Supplied material.
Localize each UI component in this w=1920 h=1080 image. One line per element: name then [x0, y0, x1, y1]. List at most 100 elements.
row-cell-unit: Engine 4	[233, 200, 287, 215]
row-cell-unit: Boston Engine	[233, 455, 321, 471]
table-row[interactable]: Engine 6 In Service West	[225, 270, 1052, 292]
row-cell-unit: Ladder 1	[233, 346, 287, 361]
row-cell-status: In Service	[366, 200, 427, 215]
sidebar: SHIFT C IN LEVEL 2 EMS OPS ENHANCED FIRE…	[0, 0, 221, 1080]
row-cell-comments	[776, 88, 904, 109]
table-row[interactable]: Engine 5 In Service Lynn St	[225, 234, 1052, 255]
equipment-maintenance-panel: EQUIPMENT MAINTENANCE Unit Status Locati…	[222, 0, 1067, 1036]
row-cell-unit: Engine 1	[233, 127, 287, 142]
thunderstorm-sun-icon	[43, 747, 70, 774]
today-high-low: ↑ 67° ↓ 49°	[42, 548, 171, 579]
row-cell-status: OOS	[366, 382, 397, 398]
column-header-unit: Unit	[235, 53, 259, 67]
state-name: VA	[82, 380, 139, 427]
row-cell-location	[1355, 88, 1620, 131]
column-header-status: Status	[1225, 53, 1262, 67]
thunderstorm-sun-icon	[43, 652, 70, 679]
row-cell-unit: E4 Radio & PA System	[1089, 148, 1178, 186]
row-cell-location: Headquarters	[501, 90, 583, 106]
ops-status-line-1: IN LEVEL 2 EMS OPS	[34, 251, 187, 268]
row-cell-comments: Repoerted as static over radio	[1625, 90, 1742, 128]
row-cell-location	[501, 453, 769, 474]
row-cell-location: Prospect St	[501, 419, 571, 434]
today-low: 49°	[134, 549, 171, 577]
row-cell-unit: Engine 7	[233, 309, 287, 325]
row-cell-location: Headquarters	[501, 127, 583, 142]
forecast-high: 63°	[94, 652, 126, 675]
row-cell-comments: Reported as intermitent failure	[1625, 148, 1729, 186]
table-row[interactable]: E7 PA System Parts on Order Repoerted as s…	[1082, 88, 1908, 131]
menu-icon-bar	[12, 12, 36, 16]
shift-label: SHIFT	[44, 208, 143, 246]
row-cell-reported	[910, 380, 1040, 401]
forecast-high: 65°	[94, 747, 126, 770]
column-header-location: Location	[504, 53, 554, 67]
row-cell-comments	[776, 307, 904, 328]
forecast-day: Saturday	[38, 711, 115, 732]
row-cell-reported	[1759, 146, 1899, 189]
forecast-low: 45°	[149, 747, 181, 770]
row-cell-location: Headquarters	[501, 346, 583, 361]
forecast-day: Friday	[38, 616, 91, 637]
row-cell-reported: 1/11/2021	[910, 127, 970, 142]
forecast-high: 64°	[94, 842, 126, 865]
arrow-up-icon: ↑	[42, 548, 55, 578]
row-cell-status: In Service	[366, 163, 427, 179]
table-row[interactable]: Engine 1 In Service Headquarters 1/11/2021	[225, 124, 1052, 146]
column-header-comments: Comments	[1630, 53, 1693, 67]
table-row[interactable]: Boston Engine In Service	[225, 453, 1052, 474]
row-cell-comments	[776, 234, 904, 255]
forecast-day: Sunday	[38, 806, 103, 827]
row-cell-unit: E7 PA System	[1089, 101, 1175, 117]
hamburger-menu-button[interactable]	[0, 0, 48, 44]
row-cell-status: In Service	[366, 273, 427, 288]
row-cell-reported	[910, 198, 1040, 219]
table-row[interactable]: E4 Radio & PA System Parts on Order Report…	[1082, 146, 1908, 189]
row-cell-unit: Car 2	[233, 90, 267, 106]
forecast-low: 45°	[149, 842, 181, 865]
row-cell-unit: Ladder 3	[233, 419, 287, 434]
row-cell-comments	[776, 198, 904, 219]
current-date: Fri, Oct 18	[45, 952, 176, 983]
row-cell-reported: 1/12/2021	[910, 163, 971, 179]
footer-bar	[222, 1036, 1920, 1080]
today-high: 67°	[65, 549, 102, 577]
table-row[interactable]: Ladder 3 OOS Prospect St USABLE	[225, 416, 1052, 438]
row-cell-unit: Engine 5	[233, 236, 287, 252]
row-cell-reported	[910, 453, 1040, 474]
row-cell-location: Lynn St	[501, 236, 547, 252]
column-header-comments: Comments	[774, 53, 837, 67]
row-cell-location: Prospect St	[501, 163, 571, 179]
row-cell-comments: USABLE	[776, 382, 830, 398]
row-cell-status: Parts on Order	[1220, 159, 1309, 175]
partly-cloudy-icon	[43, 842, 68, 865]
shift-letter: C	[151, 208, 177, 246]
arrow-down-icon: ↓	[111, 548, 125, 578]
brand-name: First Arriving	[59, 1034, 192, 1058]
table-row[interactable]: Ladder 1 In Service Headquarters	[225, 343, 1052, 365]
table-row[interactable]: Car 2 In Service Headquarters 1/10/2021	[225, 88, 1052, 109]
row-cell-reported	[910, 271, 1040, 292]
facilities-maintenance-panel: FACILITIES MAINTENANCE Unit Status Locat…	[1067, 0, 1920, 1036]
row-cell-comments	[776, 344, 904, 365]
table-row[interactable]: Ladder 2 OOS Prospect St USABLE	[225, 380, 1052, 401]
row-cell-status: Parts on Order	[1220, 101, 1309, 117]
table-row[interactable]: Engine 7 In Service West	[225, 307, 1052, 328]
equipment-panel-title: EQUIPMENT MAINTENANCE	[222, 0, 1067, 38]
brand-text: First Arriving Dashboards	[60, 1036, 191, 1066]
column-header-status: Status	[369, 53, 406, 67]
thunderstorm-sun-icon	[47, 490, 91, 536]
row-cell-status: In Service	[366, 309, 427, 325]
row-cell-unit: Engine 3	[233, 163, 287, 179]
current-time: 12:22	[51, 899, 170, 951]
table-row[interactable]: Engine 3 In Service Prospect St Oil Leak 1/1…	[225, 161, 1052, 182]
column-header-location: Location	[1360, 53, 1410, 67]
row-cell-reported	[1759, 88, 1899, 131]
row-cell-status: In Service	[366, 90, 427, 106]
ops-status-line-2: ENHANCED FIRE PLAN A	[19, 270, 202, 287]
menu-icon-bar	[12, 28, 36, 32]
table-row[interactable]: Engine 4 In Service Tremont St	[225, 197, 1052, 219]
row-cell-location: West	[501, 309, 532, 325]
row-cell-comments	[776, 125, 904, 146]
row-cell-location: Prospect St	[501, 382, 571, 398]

Task prompt.
Reproduce every line of the items above verbatim.

Task solution.
Localize each UI component in this w=1920 h=1080 image. One line per element: name then [x0, y0, x1, y1]. List at most 100 elements.
row-cell-unit: Engine 4	[233, 200, 287, 215]
row-cell-unit: Boston Engine	[233, 455, 321, 471]
table-row[interactable]: Engine 6 In Service West	[225, 270, 1052, 292]
row-cell-unit: Ladder 1	[233, 346, 287, 361]
row-cell-status: In Service	[366, 200, 427, 215]
sidebar: SHIFT C IN LEVEL 2 EMS OPS ENHANCED FIRE…	[0, 0, 221, 1080]
row-cell-comments	[776, 88, 904, 109]
table-row[interactable]: Engine 5 In Service Lynn St	[225, 234, 1052, 255]
equipment-maintenance-panel: EQUIPMENT MAINTENANCE Unit Status Locati…	[222, 0, 1067, 1036]
row-cell-unit: Engine 1	[233, 127, 287, 142]
thunderstorm-sun-icon	[43, 747, 70, 774]
today-high-low: ↑ 67° ↓ 49°	[42, 548, 171, 579]
row-cell-status: OOS	[366, 382, 397, 398]
column-header-unit: Unit	[235, 53, 259, 67]
state-name: VA	[82, 380, 139, 427]
row-cell-location	[1355, 88, 1620, 131]
column-header-status: Status	[1225, 53, 1262, 67]
thunderstorm-sun-icon	[43, 652, 70, 679]
row-cell-unit: E4 Radio & PA System	[1089, 148, 1178, 186]
row-cell-location: Headquarters	[501, 90, 583, 106]
ops-status-line-1: IN LEVEL 2 EMS OPS	[34, 251, 187, 268]
row-cell-comments: Repoerted as static over radio	[1625, 90, 1742, 128]
row-cell-location	[501, 453, 769, 474]
row-cell-location: Prospect St	[501, 419, 571, 434]
today-low: 49°	[134, 549, 171, 577]
row-cell-unit: Engine 7	[233, 309, 287, 325]
row-cell-location: Headquarters	[501, 127, 583, 142]
forecast-high: 63°	[94, 652, 126, 675]
row-cell-comments: Reported as intermitent failure	[1625, 148, 1729, 186]
table-row[interactable]: E7 PA System Parts on Order Repoerted as s…	[1082, 88, 1908, 131]
menu-icon-bar	[12, 12, 36, 16]
shift-label: SHIFT	[44, 208, 143, 246]
row-cell-reported	[910, 380, 1040, 401]
forecast-high: 65°	[94, 747, 126, 770]
column-header-location: Location	[504, 53, 554, 67]
row-cell-comments	[776, 307, 904, 328]
forecast-day: Saturday	[38, 711, 115, 732]
row-cell-reported	[1759, 146, 1899, 189]
forecast-low: 45°	[149, 747, 181, 770]
row-cell-location: Headquarters	[501, 346, 583, 361]
forecast-day: Friday	[38, 616, 91, 637]
row-cell-reported: 1/11/2021	[910, 127, 970, 142]
forecast-high: 64°	[94, 842, 126, 865]
arrow-up-icon: ↑	[42, 548, 55, 578]
row-cell-status: In Service	[366, 163, 427, 179]
table-row[interactable]: Engine 1 In Service Headquarters 1/11/2021	[225, 124, 1052, 146]
column-header-comments: Comments	[1630, 53, 1693, 67]
table-row[interactable]: Boston Engine In Service	[225, 453, 1052, 474]
row-cell-comments	[776, 234, 904, 255]
forecast-day: Sunday	[38, 806, 103, 827]
row-cell-unit: E7 PA System	[1089, 101, 1175, 117]
hamburger-menu-button[interactable]	[0, 0, 48, 44]
row-cell-status: In Service	[366, 273, 427, 288]
row-cell-reported	[910, 198, 1040, 219]
table-row[interactable]: E4 Radio & PA System Parts on Order Report…	[1082, 146, 1908, 189]
row-cell-unit: Car 2	[233, 90, 267, 106]
forecast-low: 45°	[149, 842, 181, 865]
row-cell-unit: Ladder 3	[233, 419, 287, 434]
row-cell-comments	[776, 198, 904, 219]
current-date: Fri, Oct 18	[45, 952, 176, 983]
row-cell-reported: 1/12/2021	[910, 163, 971, 179]
footer-bar	[222, 1036, 1920, 1080]
today-high: 67°	[65, 549, 102, 577]
table-row[interactable]: Ladder 3 OOS Prospect St USABLE	[225, 416, 1052, 438]
row-cell-unit: Engine 5	[233, 236, 287, 252]
row-cell-reported	[910, 453, 1040, 474]
row-cell-location: Lynn St	[501, 236, 547, 252]
column-header-comments: Comments	[774, 53, 837, 67]
row-cell-location: Prospect St	[501, 163, 571, 179]
row-cell-comments: USABLE	[776, 382, 830, 398]
row-cell-status: Parts on Order	[1220, 159, 1309, 175]
partly-cloudy-icon	[43, 842, 68, 865]
shift-letter: C	[151, 208, 177, 246]
arrow-down-icon: ↓	[111, 548, 125, 578]
brand-name: First Arriving	[59, 1034, 192, 1058]
table-row[interactable]: Ladder 1 In Service Headquarters	[225, 343, 1052, 365]
table-row[interactable]: Car 2 In Service Headquarters 1/10/2021	[225, 88, 1052, 109]
row-cell-reported	[910, 271, 1040, 292]
facilities-maintenance-panel: FACILITIES MAINTENANCE Unit Status Locat…	[1067, 0, 1920, 1036]
row-cell-comments	[776, 344, 904, 365]
table-row[interactable]: Ladder 2 OOS Prospect St USABLE	[225, 380, 1052, 401]
row-cell-status: Parts on Order	[1220, 101, 1309, 117]
table-row[interactable]: Engine 7 In Service West	[225, 307, 1052, 328]
equipment-panel-title: EQUIPMENT MAINTENANCE	[222, 0, 1067, 38]
brand-text: First Arriving Dashboards	[60, 1036, 191, 1066]
column-header-status: Status	[369, 53, 406, 67]
thunderstorm-sun-icon	[47, 490, 91, 536]
row-cell-status: In Service	[366, 309, 427, 325]
row-cell-unit: Engine 3	[233, 163, 287, 179]
current-time: 12:22	[51, 899, 170, 951]
table-row[interactable]: Engine 3 In Service Prospect St Oil Leak 1/1…	[225, 161, 1052, 182]
column-header-location: Location	[1360, 53, 1410, 67]
row-cell-reported	[1759, 88, 1899, 131]
row-cell-status: In Service	[366, 90, 427, 106]
ops-status-line-2: ENHANCED FIRE PLAN A	[19, 270, 202, 287]
menu-icon-bar	[12, 28, 36, 32]
table-row[interactable]: Engine 4 In Service Tremont St	[225, 197, 1052, 219]
row-cell-location: West	[501, 309, 532, 325]
row-cell-comments	[776, 125, 904, 146]
row-cell-location: Prospect St	[501, 382, 571, 398]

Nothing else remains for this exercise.